* [Records to use]:
● ● ● ● ●

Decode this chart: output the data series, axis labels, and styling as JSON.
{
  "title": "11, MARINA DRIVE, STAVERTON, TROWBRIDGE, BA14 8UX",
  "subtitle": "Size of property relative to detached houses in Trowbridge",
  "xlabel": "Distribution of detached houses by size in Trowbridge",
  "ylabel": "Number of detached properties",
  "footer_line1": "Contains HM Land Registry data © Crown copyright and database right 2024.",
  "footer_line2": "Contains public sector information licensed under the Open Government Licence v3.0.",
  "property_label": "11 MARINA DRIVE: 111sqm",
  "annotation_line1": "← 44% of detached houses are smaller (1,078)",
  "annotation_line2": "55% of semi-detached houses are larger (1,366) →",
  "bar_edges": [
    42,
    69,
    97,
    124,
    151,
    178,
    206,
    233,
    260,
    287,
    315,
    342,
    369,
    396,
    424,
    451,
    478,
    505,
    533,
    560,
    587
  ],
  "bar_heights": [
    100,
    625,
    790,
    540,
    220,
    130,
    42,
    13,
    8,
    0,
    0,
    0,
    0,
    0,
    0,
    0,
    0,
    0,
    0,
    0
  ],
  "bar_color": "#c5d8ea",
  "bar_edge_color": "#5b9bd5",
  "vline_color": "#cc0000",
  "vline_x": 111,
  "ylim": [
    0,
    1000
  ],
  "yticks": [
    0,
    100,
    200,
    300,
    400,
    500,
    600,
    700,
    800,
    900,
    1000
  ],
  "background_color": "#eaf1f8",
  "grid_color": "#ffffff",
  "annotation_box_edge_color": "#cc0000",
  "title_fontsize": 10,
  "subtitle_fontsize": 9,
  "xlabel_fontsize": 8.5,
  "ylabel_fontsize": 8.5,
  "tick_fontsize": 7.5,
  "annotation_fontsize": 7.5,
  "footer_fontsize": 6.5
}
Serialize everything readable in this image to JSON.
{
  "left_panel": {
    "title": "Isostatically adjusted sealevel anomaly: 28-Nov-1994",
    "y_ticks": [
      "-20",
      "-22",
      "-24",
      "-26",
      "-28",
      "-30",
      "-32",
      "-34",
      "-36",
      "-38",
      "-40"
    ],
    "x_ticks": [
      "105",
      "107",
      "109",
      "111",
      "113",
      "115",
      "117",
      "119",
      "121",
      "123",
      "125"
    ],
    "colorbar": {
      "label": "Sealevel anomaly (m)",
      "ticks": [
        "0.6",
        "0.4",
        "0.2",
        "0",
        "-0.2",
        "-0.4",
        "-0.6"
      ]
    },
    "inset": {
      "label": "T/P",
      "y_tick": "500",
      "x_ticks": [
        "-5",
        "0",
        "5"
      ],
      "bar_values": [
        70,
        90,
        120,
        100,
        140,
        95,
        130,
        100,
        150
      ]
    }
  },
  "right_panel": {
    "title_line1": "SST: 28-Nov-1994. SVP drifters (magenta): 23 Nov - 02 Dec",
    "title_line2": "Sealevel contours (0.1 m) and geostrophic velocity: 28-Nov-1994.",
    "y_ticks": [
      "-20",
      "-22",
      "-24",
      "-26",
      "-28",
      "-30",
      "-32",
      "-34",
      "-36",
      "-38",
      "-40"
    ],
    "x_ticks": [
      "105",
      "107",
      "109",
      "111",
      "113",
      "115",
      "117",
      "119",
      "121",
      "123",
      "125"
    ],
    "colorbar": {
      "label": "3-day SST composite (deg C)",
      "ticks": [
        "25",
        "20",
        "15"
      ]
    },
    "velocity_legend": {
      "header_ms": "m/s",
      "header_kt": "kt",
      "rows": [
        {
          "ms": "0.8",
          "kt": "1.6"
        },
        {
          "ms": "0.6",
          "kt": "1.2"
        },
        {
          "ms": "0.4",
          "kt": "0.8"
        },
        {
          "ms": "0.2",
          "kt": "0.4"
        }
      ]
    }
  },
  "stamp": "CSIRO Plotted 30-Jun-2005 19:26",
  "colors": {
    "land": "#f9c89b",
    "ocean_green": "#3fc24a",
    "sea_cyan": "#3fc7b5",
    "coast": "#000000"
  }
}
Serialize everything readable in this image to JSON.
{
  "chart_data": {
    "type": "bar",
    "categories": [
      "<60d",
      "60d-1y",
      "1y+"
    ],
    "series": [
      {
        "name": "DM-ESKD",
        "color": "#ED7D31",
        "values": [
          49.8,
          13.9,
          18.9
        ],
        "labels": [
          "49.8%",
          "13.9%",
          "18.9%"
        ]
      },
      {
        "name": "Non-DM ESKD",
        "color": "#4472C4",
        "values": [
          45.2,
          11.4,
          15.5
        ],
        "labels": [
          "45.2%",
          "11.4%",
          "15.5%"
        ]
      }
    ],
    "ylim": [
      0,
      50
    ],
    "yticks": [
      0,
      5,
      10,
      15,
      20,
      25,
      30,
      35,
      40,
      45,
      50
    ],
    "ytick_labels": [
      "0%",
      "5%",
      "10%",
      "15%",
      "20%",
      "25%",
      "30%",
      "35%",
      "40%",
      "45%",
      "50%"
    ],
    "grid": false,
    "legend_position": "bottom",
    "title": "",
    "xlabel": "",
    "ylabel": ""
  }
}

● ● ● ● ●

* [Direction]: Reproduce the material exactly, with every line intact.

* [Result of the task]:
Decode this chart: output the data series, axis labels, and styling as JSON.
{
  "title": "11, MARINA DRIVE, STAVERTON, TROWBRIDGE, BA14 8UX",
  "subtitle": "Size of property relative to detached houses in Trowbridge",
  "xlabel": "Distribution of detached houses by size in Trowbridge",
  "ylabel": "Number of detached properties",
  "footer_line1": "Contains HM Land Registry data © Crown copyright and database right 2024.",
  "footer_line2": "Contains public sector information licensed under the Open Government Licence v3.0.",
  "property_label": "11 MARINA DRIVE: 111sqm",
  "annotation_line1": "← 44% of detached houses are smaller (1,078)",
  "annotation_line2": "55% of semi-detached houses are larger (1,366) →",
  "bar_edges": [
    42,
    69,
    97,
    124,
    151,
    178,
    206,
    233,
    260,
    287,
    315,
    342,
    369,
    396,
    424,
    451,
    478,
    505,
    533,
    560,
    587
  ],
  "bar_heights": [
    100,
    625,
    790,
    540,
    220,
    130,
    42,
    13,
    8,
    0,
    0,
    0,
    0,
    0,
    0,
    0,
    0,
    0,
    0,
    0
  ],
  "bar_color": "#c5d8ea",
  "bar_edge_color": "#5b9bd5",
  "vline_color": "#cc0000",
  "vline_x": 111,
  "ylim": [
    0,
    1000
  ],
  "yticks": [
    0,
    100,
    200,
    300,
    400,
    500,
    600,
    700,
    800,
    900,
    1000
  ],
  "background_color": "#eaf1f8",
  "grid_color": "#ffffff",
  "annotation_box_edge_color": "#cc0000",
  "title_fontsize": 10,
  "subtitle_fontsize": 9,
  "xlabel_fontsize": 8.5,
  "ylabel_fontsize": 8.5,
  "tick_fontsize": 7.5,
  "annotation_fontsize": 7.5,
  "footer_fontsize": 6.5
}
Serialize everything readable in this image to JSON.
{
  "left_panel": {
    "title": "Isostatically adjusted sealevel anomaly: 28-Nov-1994",
    "y_ticks": [
      "-20",
      "-22",
      "-24",
      "-26",
      "-28",
      "-30",
      "-32",
      "-34",
      "-36",
      "-38",
      "-40"
    ],
    "x_ticks": [
      "105",
      "107",
      "109",
      "111",
      "113",
      "115",
      "117",
      "119",
      "121",
      "123",
      "125"
    ],
    "colorbar": {
      "label": "Sealevel anomaly (m)",
      "ticks": [
        "0.6",
        "0.4",
        "0.2",
        "0",
        "-0.2",
        "-0.4",
        "-0.6"
      ]
    },
    "inset": {
      "label": "T/P",
      "y_tick": "500",
      "x_ticks": [
        "-5",
        "0",
        "5"
      ],
      "bar_values": [
        70,
        90,
        120,
        100,
        140,
        95,
        130,
        100,
        150
      ]
    }
  },
  "right_panel": {
    "title_line1": "SST: 28-Nov-1994. SVP drifters (magenta): 23 Nov - 02 Dec",
    "title_line2": "Sealevel contours (0.1 m) and geostrophic velocity: 28-Nov-1994.",
    "y_ticks": [
      "-20",
      "-22",
      "-24",
      "-26",
      "-28",
      "-30",
      "-32",
      "-34",
      "-36",
      "-38",
      "-40"
    ],
    "x_ticks": [
      "105",
      "107",
      "109",
      "111",
      "113",
      "115",
      "117",
      "119",
      "121",
      "123",
      "125"
    ],
    "colorbar": {
      "label": "3-day SST composite (deg C)",
      "ticks": [
        "25",
        "20",
        "15"
      ]
    },
    "velocity_legend": {
      "header_ms": "m/s",
      "header_kt": "kt",
      "rows": [
        {
          "ms": "0.8",
          "kt": "1.6"
        },
        {
          "ms": "0.6",
          "kt": "1.2"
        },
        {
          "ms": "0.4",
          "kt": "0.8"
        },
        {
          "ms": "0.2",
          "kt": "0.4"
        }
      ]
    }
  },
  "stamp": "CSIRO Plotted 30-Jun-2005 19:26",
  "colors": {
    "land": "#f9c89b",
    "ocean_green": "#3fc24a",
    "sea_cyan": "#3fc7b5",
    "coast": "#000000"
  }
}
Serialize everything readable in this image to JSON.
{
  "chart_data": {
    "type": "bar",
    "categories": [
      "<60d",
      "60d-1y",
      "1y+"
    ],
    "series": [
      {
        "name": "DM-ESKD",
        "color": "#ED7D31",
        "values": [
          49.8,
          13.9,
          18.9
        ],
        "labels": [
          "49.8%",
          "13.9%",
          "18.9%"
        ]
      },
      {
        "name": "Non-DM ESKD",
        "color": "#4472C4",
        "values": [
          45.2,
          11.4,
          15.5
        ],
        "labels": [
          "45.2%",
          "11.4%",
          "15.5%"
        ]
      }
    ],
    "ylim": [
      0,
      50
    ],
    "yticks": [
      0,
      5,
      10,
      15,
      20,
      25,
      30,
      35,
      40,
      45,
      50
    ],
    "ytick_labels": [
      "0%",
      "5%",
      "10%",
      "15%",
      "20%",
      "25%",
      "30%",
      "35%",
      "40%",
      "45%",
      "50%"
    ],
    "grid": false,
    "legend_position": "bottom",
    "title": "",
    "xlabel": "",
    "ylabel": ""
  }
}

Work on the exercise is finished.